[Data records]
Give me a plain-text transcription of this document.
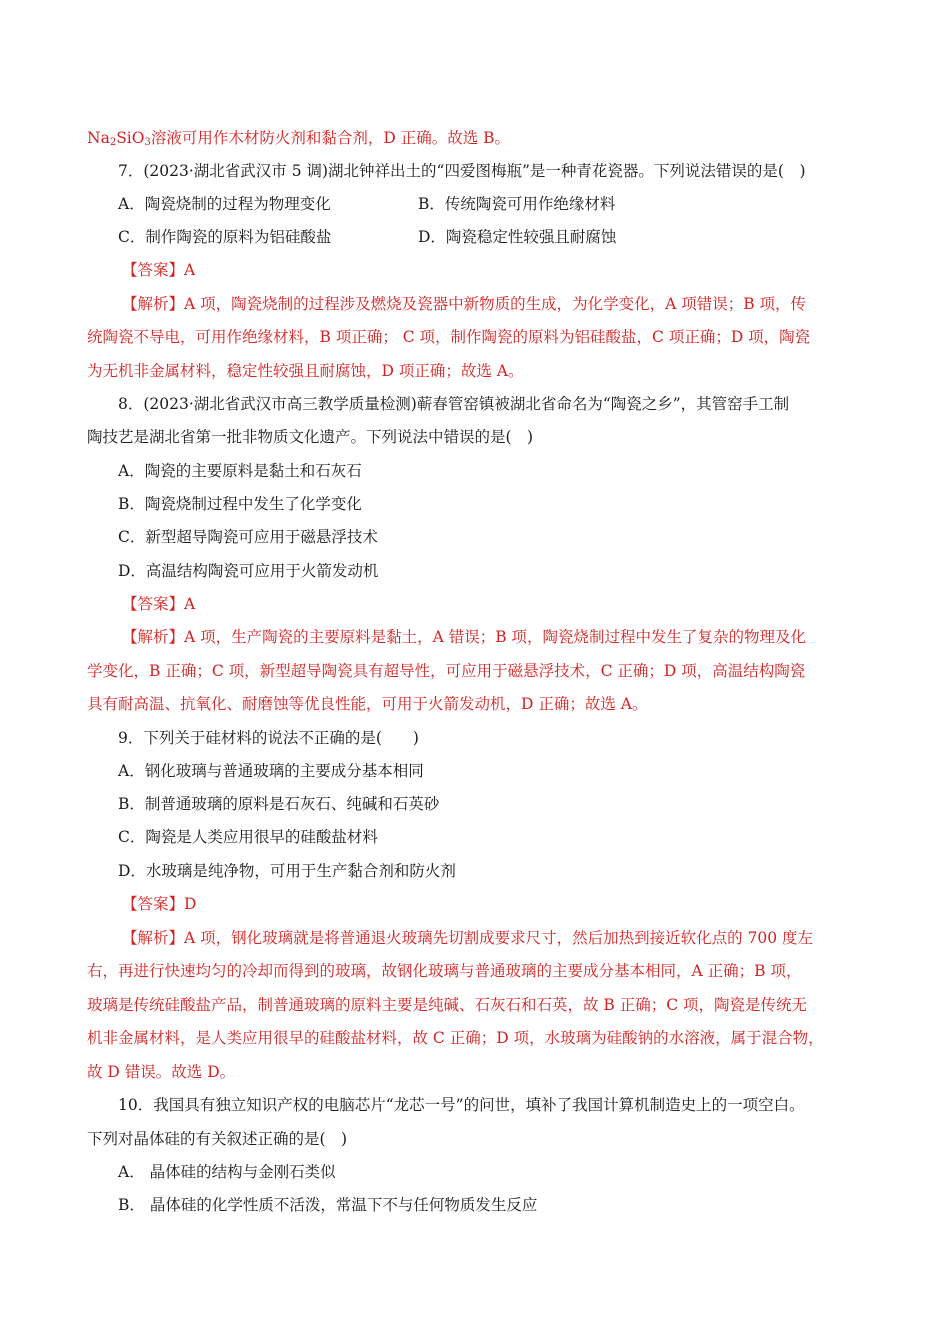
$Na_2SiO_3$溶液可用作木材防火剂和黏合剂，D 正确。故选 B。
7．(2023·湖北省武汉市 5 调)湖北钟祥出土的“四爱图梅瓶”是一种青花瓷器。下列说法错误的是(　)
A．陶瓷烧制的过程为物理变化	B．传统陶瓷可用作绝缘材料
C．制作陶瓷的原料为铝硅酸盐	D．陶瓷稳定性较强且耐腐蚀
【答案】A
【解析】A 项，陶瓷烧制的过程涉及燃烧及瓷器中新物质的生成，为化学变化，A 项错误；B 项，传
统陶瓷不导电，可用作绝缘材料，B 项正确； C 项，制作陶瓷的原料为铝硅酸盐，C 项正确；D 项，陶瓷
为无机非金属材料，稳定性较强且耐腐蚀，D 项正确；故选 A。
8．(2023·湖北省武汉市高三教学质量检测)蕲春管窑镇被湖北省命名为“陶瓷之乡”，其管窑手工制
陶技艺是湖北省第一批非物质文化遗产。下列说法中错误的是(　)
A．陶瓷的主要原料是黏土和石灰石
B．陶瓷烧制过程中发生了化学变化
C．新型超导陶瓷可应用于磁悬浮技术
D．高温结构陶瓷可应用于火箭发动机
【答案】A
【解析】A 项，生产陶瓷的主要原料是黏土，A 错误；B 项，陶瓷烧制过程中发生了复杂的物理及化
学变化，B 正确；C 项，新型超导陶瓷具有超导性，可应用于磁悬浮技术，C 正确；D 项，高温结构陶瓷
具有耐高温、抗氧化、耐磨蚀等优良性能，可用于火箭发动机，D 正确；故选 A。
9．下列关于硅材料的说法不正确的是(　　)
A．钢化玻璃与普通玻璃的主要成分基本相同
B．制普通玻璃的原料是石灰石、纯碱和石英砂
C．陶瓷是人类应用很早的硅酸盐材料
D．水玻璃是纯净物，可用于生产黏合剂和防火剂
【答案】D
【解析】A 项，钢化玻璃就是将普通退火玻璃先切割成要求尺寸，然后加热到接近软化点的 700 度左
右，再进行快速均匀的冷却而得到的玻璃，故钢化玻璃与普通玻璃的主要成分基本相同，A 正确；B 项，
玻璃是传统硅酸盐产品，制普通玻璃的原料主要是纯碱、石灰石和石英，故 B 正确；C 项，陶瓷是传统无
机非金属材料，是人类应用很早的硅酸盐材料，故 C 正确；D 项，水玻璃为硅酸钠的水溶液，属于混合物，
故 D 错误。故选 D。
10．我国具有独立知识产权的电脑芯片“龙芯一号”的问世，填补了我国计算机制造史上的一项空白。
下列对晶体硅的有关叙述正确的是(　)
A． 晶体硅的结构与金刚石类似
B． 晶体硅的化学性质不活泼，常温下不与任何物质发生反应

→ BRIEF:
Scan the listing above and identify each line holding the string "制作陶瓷的原料为铝硅酸盐"; copy every such line.

→ RESULT FOR THIS EXERCISE:
C．制作陶瓷的原料为铝硅酸盐	D．陶瓷稳定性较强且耐腐蚀
统陶瓷不导电，可用作绝缘材料，B 项正确； C 项，制作陶瓷的原料为铝硅酸盐，C 项正确；D 项，陶瓷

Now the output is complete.